Items from a dataset
::::::::

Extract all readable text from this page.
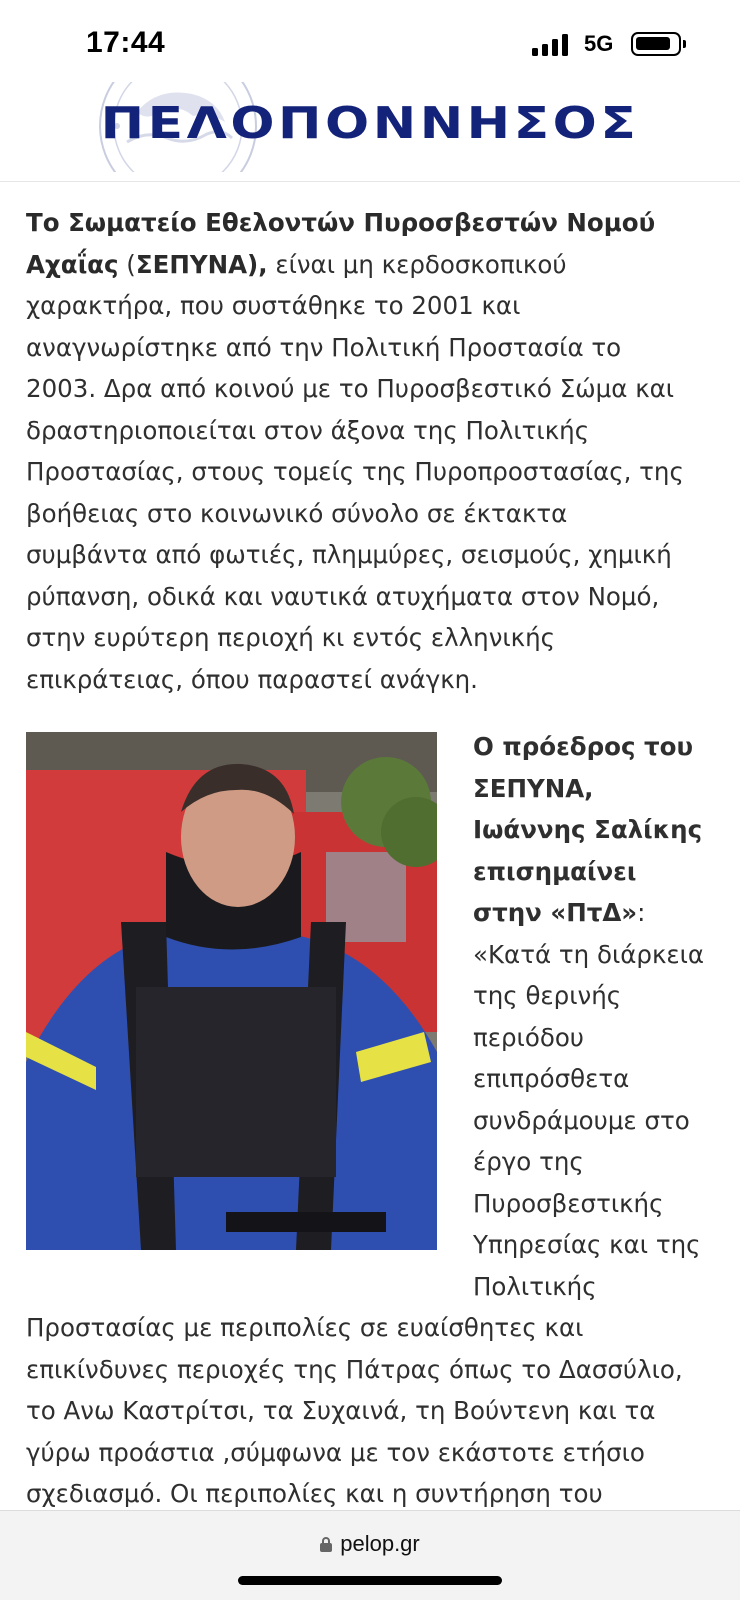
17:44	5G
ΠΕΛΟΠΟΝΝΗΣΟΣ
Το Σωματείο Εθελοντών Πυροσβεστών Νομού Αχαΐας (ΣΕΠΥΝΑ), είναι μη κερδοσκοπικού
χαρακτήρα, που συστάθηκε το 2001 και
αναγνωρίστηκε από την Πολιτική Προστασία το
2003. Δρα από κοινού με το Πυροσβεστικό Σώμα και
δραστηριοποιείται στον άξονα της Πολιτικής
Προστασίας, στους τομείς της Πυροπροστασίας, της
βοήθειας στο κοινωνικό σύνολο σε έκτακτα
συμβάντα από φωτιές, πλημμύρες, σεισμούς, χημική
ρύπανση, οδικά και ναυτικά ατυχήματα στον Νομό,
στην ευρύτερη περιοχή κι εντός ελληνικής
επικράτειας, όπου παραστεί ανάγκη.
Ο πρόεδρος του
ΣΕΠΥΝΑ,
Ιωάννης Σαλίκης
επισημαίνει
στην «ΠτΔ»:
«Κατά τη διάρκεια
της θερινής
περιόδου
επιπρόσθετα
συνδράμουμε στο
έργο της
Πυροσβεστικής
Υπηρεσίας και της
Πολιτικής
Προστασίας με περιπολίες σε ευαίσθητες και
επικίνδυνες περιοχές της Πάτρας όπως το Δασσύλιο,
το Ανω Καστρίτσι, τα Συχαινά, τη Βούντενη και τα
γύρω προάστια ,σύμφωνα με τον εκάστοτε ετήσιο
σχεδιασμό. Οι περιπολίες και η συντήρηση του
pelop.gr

::::::::

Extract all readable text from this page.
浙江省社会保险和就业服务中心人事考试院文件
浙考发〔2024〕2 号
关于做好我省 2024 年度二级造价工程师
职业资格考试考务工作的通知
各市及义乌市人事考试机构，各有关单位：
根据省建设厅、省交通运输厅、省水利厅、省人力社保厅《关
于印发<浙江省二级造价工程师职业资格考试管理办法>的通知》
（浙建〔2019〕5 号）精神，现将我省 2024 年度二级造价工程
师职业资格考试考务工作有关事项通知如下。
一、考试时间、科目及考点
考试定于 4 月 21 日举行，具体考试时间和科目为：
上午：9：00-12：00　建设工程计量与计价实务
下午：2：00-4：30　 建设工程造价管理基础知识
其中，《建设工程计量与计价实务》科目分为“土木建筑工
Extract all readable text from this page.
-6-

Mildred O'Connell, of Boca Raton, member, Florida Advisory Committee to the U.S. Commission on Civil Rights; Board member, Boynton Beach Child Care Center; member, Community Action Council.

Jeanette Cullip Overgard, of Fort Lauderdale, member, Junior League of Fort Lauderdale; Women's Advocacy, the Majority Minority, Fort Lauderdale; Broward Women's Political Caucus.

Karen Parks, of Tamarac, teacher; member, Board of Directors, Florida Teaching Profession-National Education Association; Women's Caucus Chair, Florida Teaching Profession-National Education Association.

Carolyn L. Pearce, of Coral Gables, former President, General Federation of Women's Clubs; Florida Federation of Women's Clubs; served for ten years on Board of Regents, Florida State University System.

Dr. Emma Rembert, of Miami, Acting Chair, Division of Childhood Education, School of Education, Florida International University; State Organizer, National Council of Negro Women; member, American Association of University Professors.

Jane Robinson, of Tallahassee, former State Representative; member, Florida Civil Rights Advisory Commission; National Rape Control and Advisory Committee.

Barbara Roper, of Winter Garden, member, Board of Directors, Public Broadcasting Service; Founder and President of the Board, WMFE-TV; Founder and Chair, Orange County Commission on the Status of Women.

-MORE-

::::::::

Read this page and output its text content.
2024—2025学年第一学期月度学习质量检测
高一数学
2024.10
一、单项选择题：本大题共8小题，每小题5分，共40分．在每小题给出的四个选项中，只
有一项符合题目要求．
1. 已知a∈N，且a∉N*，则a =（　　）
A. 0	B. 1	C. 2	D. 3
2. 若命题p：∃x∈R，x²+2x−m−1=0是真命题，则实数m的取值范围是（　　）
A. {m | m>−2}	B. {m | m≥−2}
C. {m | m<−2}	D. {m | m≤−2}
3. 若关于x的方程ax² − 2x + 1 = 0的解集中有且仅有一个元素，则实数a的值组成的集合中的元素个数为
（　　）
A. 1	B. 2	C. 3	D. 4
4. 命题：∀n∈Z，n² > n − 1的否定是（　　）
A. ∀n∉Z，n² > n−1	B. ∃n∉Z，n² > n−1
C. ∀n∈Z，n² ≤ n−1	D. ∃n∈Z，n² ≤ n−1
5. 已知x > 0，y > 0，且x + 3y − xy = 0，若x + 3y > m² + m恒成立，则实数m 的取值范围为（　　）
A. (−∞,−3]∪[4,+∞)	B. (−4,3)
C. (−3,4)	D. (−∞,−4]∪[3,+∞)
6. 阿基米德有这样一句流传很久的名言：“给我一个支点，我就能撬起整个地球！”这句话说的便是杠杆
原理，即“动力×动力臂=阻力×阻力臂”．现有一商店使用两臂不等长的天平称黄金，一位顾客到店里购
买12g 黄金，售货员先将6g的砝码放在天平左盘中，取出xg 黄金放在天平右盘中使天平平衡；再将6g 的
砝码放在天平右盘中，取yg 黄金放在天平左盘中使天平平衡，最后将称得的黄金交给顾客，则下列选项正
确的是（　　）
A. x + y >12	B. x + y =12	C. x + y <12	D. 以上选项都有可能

::::::::

Find the string "Πολιτικής" in the records, then copy each line where it occurs.

δραστηριοποιείται στον άξονα της Πολιτικής
Πολιτικής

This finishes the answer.